Records from a collection:
========================================

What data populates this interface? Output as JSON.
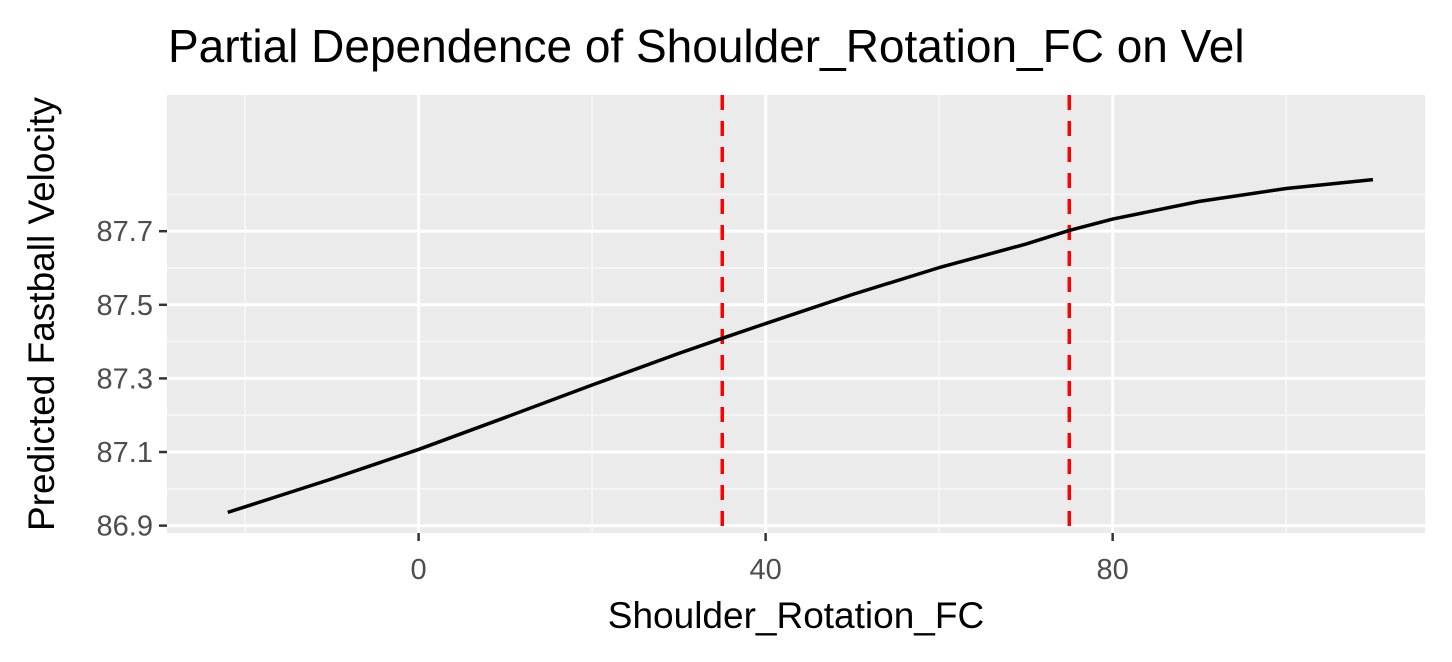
{
  "chart_data": {
    "type": "line",
    "title": "Partial Dependence of Shoulder_Rotation_FC on Vel",
    "xlabel": "Shoulder_Rotation_FC",
    "ylabel": "Predicted Fastball Velocity",
    "xlim": [
      -29,
      116
    ],
    "ylim": [
      86.88,
      88.07
    ],
    "x_ticks": [
      0,
      40,
      80
    ],
    "x_tick_labels": [
      "0",
      "40",
      "80"
    ],
    "x_minor_ticks": [
      -20,
      20,
      60,
      100
    ],
    "y_ticks": [
      86.9,
      87.1,
      87.3,
      87.5,
      87.7
    ],
    "y_tick_labels": [
      "86.9",
      "87.1",
      "87.3",
      "87.5",
      "87.7"
    ],
    "y_minor_ticks": [
      87.0,
      87.2,
      87.4,
      87.6,
      87.8
    ],
    "grid": true,
    "series": [
      {
        "color": "#000000",
        "x": [
          -22,
          -10,
          0,
          10,
          20,
          30,
          35,
          40,
          50,
          60,
          70,
          75,
          80,
          90,
          100,
          110
        ],
        "y": [
          86.936,
          87.027,
          87.107,
          87.194,
          87.282,
          87.368,
          87.409,
          87.449,
          87.528,
          87.601,
          87.665,
          87.702,
          87.733,
          87.781,
          87.816,
          87.84
        ]
      }
    ],
    "reference_lines": [
      {
        "axis": "x",
        "value": 35,
        "color": "#ff0000",
        "style": "dashed"
      },
      {
        "axis": "x",
        "value": 75,
        "color": "#ff0000",
        "style": "dashed"
      }
    ],
    "colors": {
      "panel_background": "#ebebeb",
      "grid_major": "#ffffff",
      "grid_minor": "#f7f7f7",
      "tick_mark": "#333333"
    }
  }
}
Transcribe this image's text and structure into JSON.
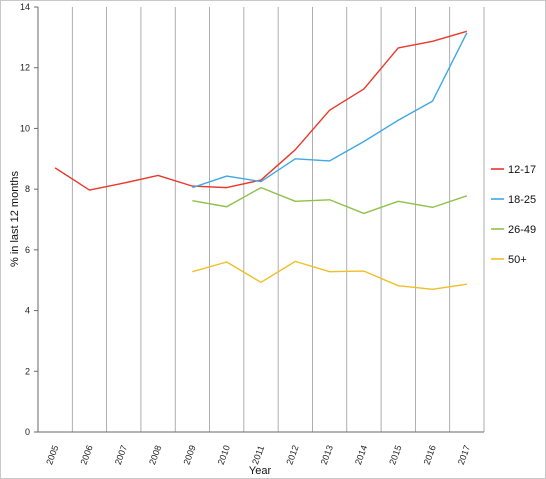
{
  "chart_data": {
    "type": "line",
    "title": "",
    "xlabel": "Year",
    "ylabel": "% in last 12 months",
    "ylim": [
      0,
      14
    ],
    "yticks": [
      0,
      2,
      4,
      6,
      8,
      10,
      12,
      14
    ],
    "grid": "vertical",
    "legend": "right",
    "categories": [
      "2005",
      "2006",
      "2007",
      "2008",
      "2009",
      "2010",
      "2011",
      "2012",
      "2013",
      "2014",
      "2015",
      "2016",
      "2017"
    ],
    "series": [
      {
        "name": "12-17",
        "color": "#e8392b",
        "values": [
          8.7,
          7.97,
          8.2,
          8.45,
          8.1,
          8.05,
          8.3,
          9.3,
          10.6,
          11.3,
          12.65,
          12.87,
          13.2
        ]
      },
      {
        "name": "18-25",
        "color": "#3ea8e5",
        "values": [
          null,
          null,
          null,
          null,
          8.05,
          8.43,
          8.25,
          9.0,
          8.93,
          9.57,
          10.27,
          10.9,
          13.15
        ]
      },
      {
        "name": "26-49",
        "color": "#8fc14a",
        "values": [
          null,
          null,
          null,
          null,
          7.62,
          7.42,
          8.05,
          7.6,
          7.65,
          7.2,
          7.6,
          7.4,
          7.78
        ]
      },
      {
        "name": "50+",
        "color": "#f0bf26",
        "values": [
          null,
          null,
          null,
          null,
          5.28,
          5.6,
          4.93,
          5.62,
          5.28,
          5.3,
          4.82,
          4.7,
          4.87
        ]
      }
    ]
  }
}
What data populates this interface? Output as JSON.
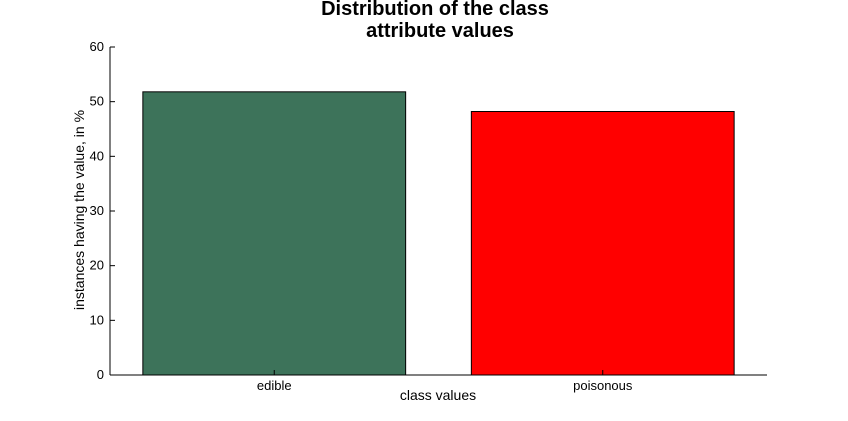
{
  "chart_data": {
    "type": "bar",
    "title_lines": [
      "Distribution of the class",
      "attribute values"
    ],
    "xlabel": "class values",
    "ylabel": "instances having the value, in %",
    "categories": [
      "edible",
      "poisonous"
    ],
    "values": [
      51.8,
      48.2
    ],
    "ylim": [
      0,
      60
    ],
    "yticks": [
      0,
      10,
      20,
      30,
      40,
      50,
      60
    ],
    "bar_colors": [
      "#3d735a",
      "#ff0000"
    ],
    "bar_edge_color": "#000000",
    "grid": false,
    "legend": "none"
  }
}
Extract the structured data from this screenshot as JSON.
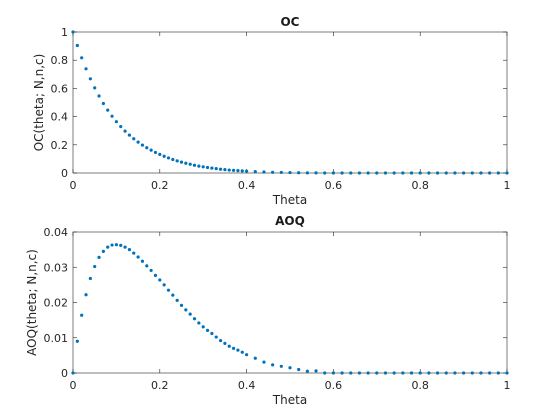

========================================

== To be done ==
Transcribe the material exactly, leaving every picture out.

== Problem solution ==
What data populates this interface? Output as JSON.
{
  "chart_data": {
    "type": "line",
    "title": "Partial Dependence of Shoulder_Rotation_FC on Vel",
    "xlabel": "Shoulder_Rotation_FC",
    "ylabel": "Predicted Fastball Velocity",
    "xlim": [
      -29,
      116
    ],
    "ylim": [
      86.88,
      88.07
    ],
    "x_ticks": [
      0,
      40,
      80
    ],
    "x_tick_labels": [
      "0",
      "40",
      "80"
    ],
    "x_minor_ticks": [
      -20,
      20,
      60,
      100
    ],
    "y_ticks": [
      86.9,
      87.1,
      87.3,
      87.5,
      87.7
    ],
    "y_tick_labels": [
      "86.9",
      "87.1",
      "87.3",
      "87.5",
      "87.7"
    ],
    "y_minor_ticks": [
      87.0,
      87.2,
      87.4,
      87.6,
      87.8
    ],
    "grid": true,
    "series": [
      {
        "color": "#000000",
        "x": [
          -22,
          -10,
          0,
          10,
          20,
          30,
          35,
          40,
          50,
          60,
          70,
          75,
          80,
          90,
          100,
          110
        ],
        "y": [
          86.936,
          87.027,
          87.107,
          87.194,
          87.282,
          87.368,
          87.409,
          87.449,
          87.528,
          87.601,
          87.665,
          87.702,
          87.733,
          87.781,
          87.816,
          87.84
        ]
      }
    ],
    "reference_lines": [
      {
        "axis": "x",
        "value": 35,
        "color": "#ff0000",
        "style": "dashed"
      },
      {
        "axis": "x",
        "value": 75,
        "color": "#ff0000",
        "style": "dashed"
      }
    ],
    "colors": {
      "panel_background": "#ebebeb",
      "grid_major": "#ffffff",
      "grid_minor": "#f7f7f7",
      "tick_mark": "#333333"
    }
  }
}
Transcribe this image's text and structure into JSON.
{
  "chart_data": {
    "type": "line",
    "title": "",
    "xlabel": "Year",
    "ylabel": "% in last 12 months",
    "ylim": [
      0,
      14
    ],
    "yticks": [
      0,
      2,
      4,
      6,
      8,
      10,
      12,
      14
    ],
    "grid": "vertical",
    "legend": "right",
    "categories": [
      "2005",
      "2006",
      "2007",
      "2008",
      "2009",
      "2010",
      "2011",
      "2012",
      "2013",
      "2014",
      "2015",
      "2016",
      "2017"
    ],
    "series": [
      {
        "name": "12-17",
        "color": "#e8392b",
        "values": [
          8.7,
          7.97,
          8.2,
          8.45,
          8.1,
          8.05,
          8.3,
          9.3,
          10.6,
          11.3,
          12.65,
          12.87,
          13.2
        ]
      },
      {
        "name": "18-25",
        "color": "#3ea8e5",
        "values": [
          null,
          null,
          null,
          null,
          8.05,
          8.43,
          8.25,
          9.0,
          8.93,
          9.57,
          10.27,
          10.9,
          13.15
        ]
      },
      {
        "name": "26-49",
        "color": "#8fc14a",
        "values": [
          null,
          null,
          null,
          null,
          7.62,
          7.42,
          8.05,
          7.6,
          7.65,
          7.2,
          7.6,
          7.4,
          7.78
        ]
      },
      {
        "name": "50+",
        "color": "#f0bf26",
        "values": [
          null,
          null,
          null,
          null,
          5.28,
          5.6,
          4.93,
          5.62,
          5.28,
          5.3,
          4.82,
          4.7,
          4.87
        ]
      }
    ]
  }
}
What data populates this interface? Output as JSON.
{
  "chart_data": {
    "type": "bar",
    "title_lines": [
      "Distribution of the class",
      "attribute values"
    ],
    "xlabel": "class values",
    "ylabel": "instances having the value, in %",
    "categories": [
      "edible",
      "poisonous"
    ],
    "values": [
      51.8,
      48.2
    ],
    "ylim": [
      0,
      60
    ],
    "yticks": [
      0,
      10,
      20,
      30,
      40,
      50,
      60
    ],
    "bar_colors": [
      "#3d735a",
      "#ff0000"
    ],
    "bar_edge_color": "#000000",
    "grid": false,
    "legend": "none"
  }
}
Extract the structured data from this screenshot as JSON.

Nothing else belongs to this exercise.